Answer with the number of lines in the listing below that contain the word "उभरत", and nothing else.

[start of INFORMATION PROVIDED]

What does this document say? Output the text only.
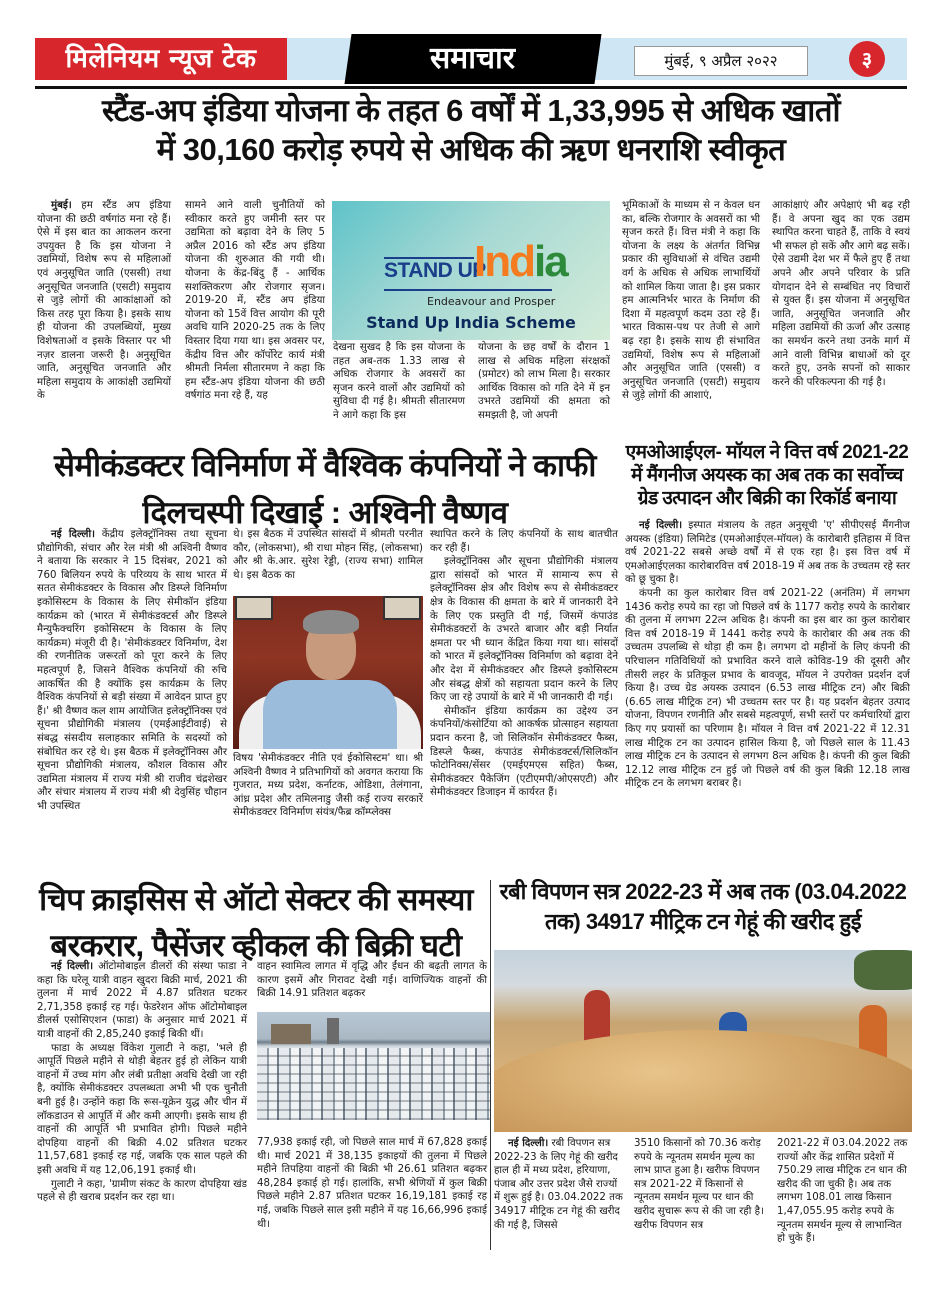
मिलेनियम न्यूज टेक	समाचार	मुंबई, ९ अप्रैल २०२२	३
स्टैंड-अप इंडिया योजना के तहत 6 वर्षों में 1,33,995 से अधिक खातों
में 30,160 करोड़ रुपये से अधिक की ऋण धनराशि स्वीकृत

मुंबई। हम स्टैंड अप इंडिया योजना की छठी वर्षगांठ मना रहे हैं। ऐसे में इस बात का आकलन करना उपयुक्त है कि इस योजना ने उद्यमियों, विशेष रूप से महिलाओं एवं अनुसूचित जाति (एससी) तथा अनुसूचित जनजाति (एसटी) समुदाय से जुड़े लोगों की आकांक्षाओं को किस तरह पूरा किया है। इसके साथ ही योजना की उपलब्धियों, मुख्य विशेषताओं व इसके विस्तार पर भी नज़र डालना जरूरी है। अनुसूचित जाति, अनुसूचित जनजाति और महिला समुदाय के आकांक्षी उद्यमियों के

सामने आने वाली चुनौतियों को स्वीकार करते हुए जमीनी स्तर पर उद्यमिता को बढ़ावा देने के लिए 5 अप्रैल 2016 को स्टैंड अप इंडिया योजना की शुरुआत की गयी थी। योजना के केंद्र-बिंदु हैं - आर्थिक सशक्तिकरण और रोजगार सृजन। 2019-20 में, स्टैंड अप इंडिया योजना को 15वें वित्त आयोग की पूरी अवधि यानि 2020-25 तक के लिए विस्तार दिया गया था। इस अवसर पर, केंद्रीय वित्त और कॉर्पोरेट कार्य मंत्री श्रीमती निर्मला सीतारमण ने कहा कि हम स्टैंड-अप इंडिया योजना की छठी वर्षगांठ मना रहे हैं, यह

STAND UP
India
Endeavour and Prosper
Stand Up India Scheme

देखना सुखद है कि इस योजना के तहत अब-तक 1.33 लाख से अधिक रोजगार के अवसरों का सृजन करने वालों और उद्यमियों को सुविधा दी गई है। श्रीमती सीतारमण ने आगे कहा कि इस

योजना के छह वर्षों के दौरान 1 लाख से अधिक महिला संरक्षकों (प्रमोटर) को लाभ मिला है। सरकार आर्थिक विकास को गति देने में इन उभरते उद्यमियों की क्षमता को समझती है, जो अपनी

भूमिकाओं के माध्यम से न केवल धन का, बल्कि रोजगार के अवसरों का भी सृजन करते हैं। वित्त मंत्री ने कहा कि योजना के लक्ष्य के अंतर्गत विभिन्न प्रकार की सुविधाओं से वंचित उद्यमी वर्ग के अधिक से अधिक लाभार्थियों को शामिल किया जाता है। इस प्रकार हम आत्मनिर्भर भारत के निर्माण की दिशा में महत्वपूर्ण कदम उठा रहे हैं। भारत विकास-पथ पर तेजी से आगे बढ़ रहा है। इसके साथ ही संभावित उद्यमियों, विशेष रूप से महिलाओं और अनुसूचित जाति (एससी) व अनुसूचित जनजाति (एसटी) समुदाय से जुड़े लोगों की आशाएं,

आकांक्षाएं और अपेक्षाएं भी बढ़ रही हैं। वे अपना खुद का एक उद्यम स्थापित करना चाहते हैं, ताकि वे स्वयं भी सफल हो सकें और आगे बढ़ सकें। ऐसे उद्यमी देश भर में फैले हुए हैं तथा अपने और अपने परिवार के प्रति योगदान देने से सम्बंधित नए विचारों से युक्त हैं। इस योजना में अनुसूचित जाति, अनुसूचित जनजाति और महिला उद्यमियों की ऊर्जा और उत्साह का समर्थन करने तथा उनके मार्ग में आने वाली विभिन्न बाधाओं को दूर करते हुए, उनके सपनों को साकार करने की परिकल्पना की गई है।

सेमीकंडक्टर विनिर्माण में वैश्विक कंपनियों ने काफी
दिलचस्पी दिखाई : अश्विनी वैष्णव

नई दिल्ली। केंद्रीय इलेक्ट्रॉनिक्स तथा सूचना प्रौद्योगिकी, संचार और रेल मंत्री श्री अश्विनी वैष्णव ने बताया कि सरकार ने 15 दिसंबर, 2021 को 760 बिलियन रुपये के परिव्यय के साथ भारत में सतत सेमीकंडक्टर के विकास और डिस्प्ले विनिर्माण इकोसिस्टम के विकास के लिए सेमीकॉन इंडिया कार्यक्रम को (भारत में सेमीकंडक्टर्स और डिस्प्ले मैन्युफैक्चरिंग इकोसिस्टम के विकास के लिए कार्यक्रम) मंजूरी दी है। 'सेमीकंडक्टर विनिर्माण, देश की रणनीतिक जरूरतों को पूरा करने के लिए महत्वपूर्ण है, जिसने वैश्विक कंपनियों की रुचि आकर्षित की है क्योंकि इस कार्यक्रम के लिए वैश्विक कंपनियों से बड़ी संख्या में आवेदन प्राप्त हुए हैं।' श्री वैष्णव कल शाम आयोजित इलेक्ट्रॉनिक्स एवं सूचना प्रौद्योगिकी मंत्रालय (एमईआईटीवाई) से संबद्ध संसदीय सलाहकार समिति के सदस्यों को संबोधित कर रहे थे। इस बैठक में इलेक्ट्रॉनिक्स और सूचना प्रौद्योगिकी मंत्रालय, कौशल विकास और उद्यमिता मंत्रालय में राज्य मंत्री श्री राजीव चंद्रशेखर और संचार मंत्रालय में राज्य मंत्री श्री देवुसिंह चौहान भी उपस्थित

थे। इस बैठक में उपस्थित सांसदों में श्रीमती परनीत कौर, (लोकसभा), श्री राधा मोहन सिंह, (लोकसभा) और श्री के.आर. सुरेश रेड्डी, (राज्य सभा) शामिल थे। इस बैठक का

विषय 'सेमीकंडक्टर नीति एवं ईकोसिस्टम' था। श्री अश्विनी वैष्णव ने प्रतिभागियों को अवगत कराया कि गुजरात, मध्य प्रदेश, कर्नाटक, ओडिशा, तेलंगाना, आंध्र प्रदेश और तमिलनाडु जैसी कई राज्य सरकारें सेमीकंडक्टर विनिर्माण संयंत्र/फैब्र कॉम्प्लेक्स

स्थापित करने के लिए कंपनियों के साथ बातचीत कर रही हैं।

इलेक्ट्रॉनिक्स और सूचना प्रौद्योगिकी मंत्रालय द्वारा सांसदों को भारत में सामान्य रूप से इलेक्ट्रॉनिक्स क्षेत्र और विशेष रूप से सेमीकंडक्टर क्षेत्र के विकास की क्षमता के बारे में जानकारी देने के लिए एक प्रस्तुति दी गई, जिसमें कंपाउंड सेमीकंडक्टरों के उभरते बाजार और बड़ी निर्यात क्षमता पर भी ध्यान केंद्रित किया गया था। सांसदों को भारत में इलेक्ट्रॉनिक्स विनिर्माण को बढ़ावा देने और देश में सेमीकंडक्टर और डिस्प्ले इकोसिस्टम और संबद्ध क्षेत्रों को सहायता प्रदान करने के लिए किए जा रहे उपायों के बारे में भी जानकारी दी गई।

सेमीकॉन इंडिया कार्यक्रम का उद्देश्य उन कंपनियों/कंसोर्टिया को आकर्षक प्रोत्साहन सहायता प्रदान करना है, जो सिलिकॉन सेमीकंडक्टर फैब्स, डिस्प्ले फैब्स, कंपाउंड सेमीकंडक्टर्स/सिलिकॉन फोटोनिक्स/सेंसर (एमईएमएस सहित) फैब्स, सेमीकंडक्टर पैकेजिंग (एटीएमपी/ओएसएटी) और सेमीकंडक्टर डिजाइन में कार्यरत हैं।

एमओआईएल- मॉयल ने वित्त वर्ष 2021-22
में मैंगनीज अयस्क का अब तक का सर्वोच्च
ग्रेड उत्पादन और बिक्री का रिकॉर्ड बनाया

नई दिल्ली। इस्पात मंत्रालय के तहत अनुसूची 'ए' सीपीएसई मैंगनीज अयस्क (इंडिया) लिमिटेड (एमओआईएल-मॉयल) के कारोबारी इतिहास में वित्त वर्ष 2021-22 सबसे अच्छे वर्षों में से एक रहा है। इस वित्त वर्ष में एमओआईएलका कारोबारवित्त वर्ष 2018-19 में अब तक के उच्चतम रहे स्तर को छू चुका है।

कंपनी का कुल कारोबार वित्त वर्ष 2021-22 (अनंतिम) में लगभग 1436 करोड़ रुपये का रहा जो पिछले वर्ष के 1177 करोड़ रुपये के कारोबार की तुलना में लगभग 22त्न अधिक है। कंपनी का इस बार का कुल कारोबार वित्त वर्ष 2018-19 में 1441 करोड़ रुपये के कारोबार की अब तक की उच्चतम उपलब्धि से थोड़ा ही कम है। लगभग दो महीनों के लिए कंपनी की परिचालन गतिविधियों को प्रभावित करने वाले कोविड-19 की दूसरी और तीसरी लहर के प्रतिकूल प्रभाव के बावजूद, मॉयल ने उपरोक्त प्रदर्शन दर्ज किया है। उच्च ग्रेड अयस्क उत्पादन (6.53 लाख मीट्रिक टन) और बिक्री (6.65 लाख मीट्रिक टन) भी उच्चतम स्तर पर है। यह प्रदर्शन बेहतर उत्पाद योजना, विपणन रणनीति और सबसे महत्वपूर्ण, सभी स्तरों पर कर्मचारियों द्वारा किए गए प्रयासों का परिणाम है। मॉयल ने वित्त वर्ष 2021-22 में 12.31 लाख मीट्रिक टन का उत्पादन हासिल किया है, जो पिछले साल के 11.43 लाख मीट्रिक टन के उत्पादन से लगभग 8त्न अधिक है। कंपनी की कुल बिक्री 12.12 लाख मीट्रिक टन हुई जो पिछले वर्ष की कुल बिक्री 12.18 लाख मीट्रिक टन के लगभग बराबर है।

चिप क्राइसिस से ऑटो सेक्टर की समस्या
बरकरार, पैसेंजर व्हीकल की बिक्री घटी

नई दिल्ली। ऑटोमोबाइल डीलरों की संस्था फाडा ने कहा कि घरेलू यात्री वाहन खुदरा बिक्री मार्च, 2021 की तुलना में मार्च 2022 में 4.87 प्रतिशत घटकर 2,71,358 इकाई रह गई। फेडरेशन ऑफ ऑटोमोबाइल डीलर्स एसोसिएशन (फाडा) के अनुसार मार्च 2021 में यात्री वाहनों की 2,85,240 इकाई बिकी थीं।

फाडा के अध्यक्ष विंकेश गुलाटी ने कहा, 'भले ही आपूर्ति पिछले महीने से थोड़ी बेहतर हुई हो लेकिन यात्री वाहनों में उच्च मांग और लंबी प्रतीक्षा अवधि देखी जा रही है, क्योंकि सेमीकंडक्टर उपलब्धता अभी भी एक चुनौती बनी हुई है। उन्होंने कहा कि रूस-यूक्रेन युद्ध और चीन में लॉकडाउन से आपूर्ति में और कमी आएगी। इसके साथ ही वाहनों की आपूर्ति भी प्रभावित होगी। पिछले महीने दोपहिया वाहनों की बिक्री 4.02 प्रतिशत घटकर 11,57,681 इकाई रह गई, जबकि एक साल पहले की इसी अवधि में यह 12,06,191 इकाई थी।

गुलाटी ने कहा, 'ग्रामीण संकट के कारण दोपहिया खंड पहले से ही खराब प्रदर्शन कर रहा था।

वाहन स्वामित्व लागत में वृद्धि और ईंधन की बढ़ती लागत के कारण इसमें और गिरावट देखी गई। वाणिज्यिक वाहनों की बिक्री 14.91 प्रतिशत बढ़कर

77,938 इकाई रही, जो पिछले साल मार्च में 67,828 इकाई थी। मार्च 2021 में 38,135 इकाइयों की तुलना में पिछले महीने तिपहिया वाहनों की बिक्री भी 26.61 प्रतिशत बढ़कर 48,284 इकाई हो गई। हालांकि, सभी श्रेणियों में कुल बिक्री पिछले महीने 2.87 प्रतिशत घटकर 16,19,181 इकाई रह गई, जबकि पिछले साल इसी महीने में यह 16,66,996 इकाई थी।

रबी विपणन सत्र 2022-23 में अब तक (03.04.2022
तक) 34917 मीट्रिक टन गेहूं की खरीद हुई

नई दिल्ली। रबी विपणन सत्र 2022-23 के लिए गेहूं की खरीद हाल ही में मध्य प्रदेश, हरियाणा, पंजाब और उत्तर प्रदेश जैसे राज्यों में शुरू हुई है। 03.04.2022 तक 34917 मीट्रिक टन गेहूं की खरीद की गई है, जिससे

3510 किसानों को 70.36 करोड़ रुपये के न्यूनतम समर्थन मूल्य का लाभ प्राप्त हुआ है। खरीफ विपणन सत्र 2021-22 में किसानों से न्यूनतम समर्थन मूल्य पर धान की खरीद सुचारू रूप से की जा रही है। खरीफ विपणन सत्र

2021-22 में 03.04.2022 तक राज्यों और केंद्र शासित प्रदेशों में 750.29 लाख मीट्रिक टन धान की खरीद की जा चुकी है। अब तक लगभग 108.01 लाख किसान 1,47,055.95 करोड़ रुपये के न्यूनतम समर्थन मूल्य से लाभान्वित हो चुके हैं।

[end of INFORMATION PROVIDED]

• _WRITTEN SOLUTION_:
2